▶ _Goal of the exercise_: Only the number is wanted: how many lines contain the string "content"?

▶ _Items from a dataset_:
***
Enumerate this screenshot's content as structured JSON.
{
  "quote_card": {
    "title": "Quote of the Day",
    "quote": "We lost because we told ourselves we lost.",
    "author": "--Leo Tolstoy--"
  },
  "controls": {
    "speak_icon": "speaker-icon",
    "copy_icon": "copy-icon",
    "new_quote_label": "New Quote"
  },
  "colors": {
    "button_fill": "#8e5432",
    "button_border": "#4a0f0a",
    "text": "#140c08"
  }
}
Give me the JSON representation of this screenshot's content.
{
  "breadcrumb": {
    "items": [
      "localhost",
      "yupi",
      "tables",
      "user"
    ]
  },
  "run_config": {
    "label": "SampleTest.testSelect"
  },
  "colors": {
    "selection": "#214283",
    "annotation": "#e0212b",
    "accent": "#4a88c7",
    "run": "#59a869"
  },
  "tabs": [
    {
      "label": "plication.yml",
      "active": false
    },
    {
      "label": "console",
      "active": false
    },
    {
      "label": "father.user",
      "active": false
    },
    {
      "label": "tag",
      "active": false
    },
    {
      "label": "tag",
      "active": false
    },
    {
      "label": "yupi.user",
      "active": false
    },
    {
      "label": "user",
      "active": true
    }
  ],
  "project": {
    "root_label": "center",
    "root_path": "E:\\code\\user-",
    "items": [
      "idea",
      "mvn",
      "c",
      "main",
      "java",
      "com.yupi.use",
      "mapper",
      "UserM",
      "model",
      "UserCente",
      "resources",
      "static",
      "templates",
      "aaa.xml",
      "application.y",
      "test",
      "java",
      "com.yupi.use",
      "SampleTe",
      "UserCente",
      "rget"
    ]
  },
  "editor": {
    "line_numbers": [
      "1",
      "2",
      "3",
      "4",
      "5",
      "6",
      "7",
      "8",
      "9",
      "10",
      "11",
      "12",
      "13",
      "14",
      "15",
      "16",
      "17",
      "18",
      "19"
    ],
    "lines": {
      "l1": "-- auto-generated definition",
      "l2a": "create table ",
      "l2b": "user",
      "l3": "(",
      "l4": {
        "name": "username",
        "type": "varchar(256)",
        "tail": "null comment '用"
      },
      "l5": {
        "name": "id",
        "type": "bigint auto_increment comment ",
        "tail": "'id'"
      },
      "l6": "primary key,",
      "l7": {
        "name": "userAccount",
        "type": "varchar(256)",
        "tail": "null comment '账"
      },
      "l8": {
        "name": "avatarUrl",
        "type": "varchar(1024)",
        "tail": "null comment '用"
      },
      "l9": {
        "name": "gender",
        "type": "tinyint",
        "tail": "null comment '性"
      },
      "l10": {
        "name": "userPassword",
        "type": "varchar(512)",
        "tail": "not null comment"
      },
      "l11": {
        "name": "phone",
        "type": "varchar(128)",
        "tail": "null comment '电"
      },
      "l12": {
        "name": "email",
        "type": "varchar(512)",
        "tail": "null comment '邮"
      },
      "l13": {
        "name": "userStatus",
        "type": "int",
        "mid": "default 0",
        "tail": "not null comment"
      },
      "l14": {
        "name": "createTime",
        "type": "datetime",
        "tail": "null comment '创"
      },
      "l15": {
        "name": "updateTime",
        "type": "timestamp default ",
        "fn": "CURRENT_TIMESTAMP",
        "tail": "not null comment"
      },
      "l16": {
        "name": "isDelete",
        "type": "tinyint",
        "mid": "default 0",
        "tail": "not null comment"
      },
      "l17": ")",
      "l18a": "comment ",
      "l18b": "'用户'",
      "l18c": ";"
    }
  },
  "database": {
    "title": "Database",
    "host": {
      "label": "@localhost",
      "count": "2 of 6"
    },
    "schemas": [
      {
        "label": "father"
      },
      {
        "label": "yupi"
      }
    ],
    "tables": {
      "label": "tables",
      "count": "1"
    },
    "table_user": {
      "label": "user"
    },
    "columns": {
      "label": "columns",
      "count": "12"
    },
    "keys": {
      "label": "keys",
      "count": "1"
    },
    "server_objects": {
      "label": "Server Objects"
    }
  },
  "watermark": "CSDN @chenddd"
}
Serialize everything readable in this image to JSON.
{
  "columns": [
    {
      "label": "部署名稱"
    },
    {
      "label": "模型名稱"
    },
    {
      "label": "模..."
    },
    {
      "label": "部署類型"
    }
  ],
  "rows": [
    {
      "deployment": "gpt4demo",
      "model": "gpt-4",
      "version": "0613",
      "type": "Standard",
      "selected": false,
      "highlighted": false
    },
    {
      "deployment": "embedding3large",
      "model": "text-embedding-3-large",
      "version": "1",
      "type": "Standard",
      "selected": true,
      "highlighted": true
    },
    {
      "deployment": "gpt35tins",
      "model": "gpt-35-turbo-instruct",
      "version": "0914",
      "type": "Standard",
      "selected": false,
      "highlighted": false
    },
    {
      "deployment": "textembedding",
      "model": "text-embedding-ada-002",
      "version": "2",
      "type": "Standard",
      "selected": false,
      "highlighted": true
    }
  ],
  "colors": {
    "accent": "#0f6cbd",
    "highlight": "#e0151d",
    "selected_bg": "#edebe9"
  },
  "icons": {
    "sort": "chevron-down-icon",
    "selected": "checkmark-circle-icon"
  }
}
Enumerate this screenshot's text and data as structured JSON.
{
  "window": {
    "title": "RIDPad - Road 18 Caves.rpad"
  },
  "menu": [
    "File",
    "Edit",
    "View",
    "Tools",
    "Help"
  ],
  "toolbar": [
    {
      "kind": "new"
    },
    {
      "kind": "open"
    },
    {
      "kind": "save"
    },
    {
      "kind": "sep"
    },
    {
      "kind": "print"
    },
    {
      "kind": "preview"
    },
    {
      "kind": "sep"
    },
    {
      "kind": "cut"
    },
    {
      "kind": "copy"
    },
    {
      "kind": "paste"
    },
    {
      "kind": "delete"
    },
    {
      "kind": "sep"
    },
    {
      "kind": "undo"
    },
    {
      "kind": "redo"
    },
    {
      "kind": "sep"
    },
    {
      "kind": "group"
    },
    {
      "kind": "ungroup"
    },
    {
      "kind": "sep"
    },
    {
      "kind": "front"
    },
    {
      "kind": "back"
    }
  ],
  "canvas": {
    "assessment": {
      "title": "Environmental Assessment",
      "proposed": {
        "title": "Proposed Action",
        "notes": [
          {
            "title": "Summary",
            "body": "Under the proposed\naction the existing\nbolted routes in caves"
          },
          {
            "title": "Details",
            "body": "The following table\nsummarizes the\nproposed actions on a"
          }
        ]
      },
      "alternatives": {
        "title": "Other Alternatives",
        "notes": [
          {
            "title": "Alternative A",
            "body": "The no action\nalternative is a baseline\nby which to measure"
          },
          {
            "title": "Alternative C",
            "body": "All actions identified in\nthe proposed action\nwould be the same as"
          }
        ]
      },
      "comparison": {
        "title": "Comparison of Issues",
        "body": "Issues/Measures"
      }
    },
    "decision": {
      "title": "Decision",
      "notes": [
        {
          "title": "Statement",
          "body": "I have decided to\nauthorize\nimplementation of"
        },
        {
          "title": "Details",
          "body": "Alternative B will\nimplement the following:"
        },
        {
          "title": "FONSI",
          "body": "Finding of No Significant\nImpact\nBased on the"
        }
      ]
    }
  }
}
***
▶ _Solution to this exercise_: 2